Find each line with the word "delle" in it, then give the total alone.
** Begin DATA **
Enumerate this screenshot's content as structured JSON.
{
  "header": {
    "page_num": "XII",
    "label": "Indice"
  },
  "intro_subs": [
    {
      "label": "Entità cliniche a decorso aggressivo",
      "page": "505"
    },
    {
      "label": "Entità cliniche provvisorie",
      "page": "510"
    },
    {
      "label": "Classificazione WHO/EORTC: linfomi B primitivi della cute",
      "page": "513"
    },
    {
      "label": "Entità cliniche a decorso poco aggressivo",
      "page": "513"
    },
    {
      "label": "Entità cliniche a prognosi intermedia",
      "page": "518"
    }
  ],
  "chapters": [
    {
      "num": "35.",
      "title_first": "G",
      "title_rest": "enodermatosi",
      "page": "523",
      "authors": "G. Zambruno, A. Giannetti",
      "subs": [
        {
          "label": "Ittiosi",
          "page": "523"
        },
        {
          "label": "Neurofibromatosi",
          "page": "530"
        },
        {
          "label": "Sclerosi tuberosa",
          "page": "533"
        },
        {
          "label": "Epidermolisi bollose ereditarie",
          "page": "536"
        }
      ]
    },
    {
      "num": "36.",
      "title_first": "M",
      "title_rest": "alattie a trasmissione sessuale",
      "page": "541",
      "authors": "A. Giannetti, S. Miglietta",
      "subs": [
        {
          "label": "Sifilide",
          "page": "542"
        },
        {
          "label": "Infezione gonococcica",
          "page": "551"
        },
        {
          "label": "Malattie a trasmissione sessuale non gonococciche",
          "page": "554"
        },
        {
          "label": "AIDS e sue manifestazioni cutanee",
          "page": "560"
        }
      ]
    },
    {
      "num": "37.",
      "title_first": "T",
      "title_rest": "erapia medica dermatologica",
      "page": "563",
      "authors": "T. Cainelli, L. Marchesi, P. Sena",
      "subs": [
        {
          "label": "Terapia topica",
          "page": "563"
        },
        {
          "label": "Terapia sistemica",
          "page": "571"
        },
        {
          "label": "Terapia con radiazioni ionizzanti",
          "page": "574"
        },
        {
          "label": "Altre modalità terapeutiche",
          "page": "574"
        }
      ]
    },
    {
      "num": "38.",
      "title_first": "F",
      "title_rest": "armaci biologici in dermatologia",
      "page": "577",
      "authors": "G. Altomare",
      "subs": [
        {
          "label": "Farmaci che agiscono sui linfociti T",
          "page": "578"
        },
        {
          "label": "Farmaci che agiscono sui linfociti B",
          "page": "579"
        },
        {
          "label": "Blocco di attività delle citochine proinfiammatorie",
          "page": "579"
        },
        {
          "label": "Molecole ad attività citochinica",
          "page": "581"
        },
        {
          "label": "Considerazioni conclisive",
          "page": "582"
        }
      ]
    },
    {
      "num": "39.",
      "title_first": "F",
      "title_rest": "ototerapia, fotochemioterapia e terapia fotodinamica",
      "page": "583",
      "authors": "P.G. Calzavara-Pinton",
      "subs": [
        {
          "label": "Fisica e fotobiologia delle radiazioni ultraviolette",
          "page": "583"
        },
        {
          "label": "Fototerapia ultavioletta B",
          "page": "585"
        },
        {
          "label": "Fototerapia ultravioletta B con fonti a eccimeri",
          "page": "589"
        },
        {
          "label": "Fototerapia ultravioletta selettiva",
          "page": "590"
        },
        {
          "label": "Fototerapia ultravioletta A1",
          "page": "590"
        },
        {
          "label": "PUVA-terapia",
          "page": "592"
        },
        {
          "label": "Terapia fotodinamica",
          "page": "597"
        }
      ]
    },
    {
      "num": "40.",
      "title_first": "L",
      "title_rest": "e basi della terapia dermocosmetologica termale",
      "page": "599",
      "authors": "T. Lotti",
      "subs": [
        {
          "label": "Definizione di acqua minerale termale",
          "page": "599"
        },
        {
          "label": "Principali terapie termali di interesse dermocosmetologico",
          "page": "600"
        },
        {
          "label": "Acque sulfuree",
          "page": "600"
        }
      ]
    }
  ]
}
** End DATA **
→ **RESPONSE TO THE EXERCISE**:
2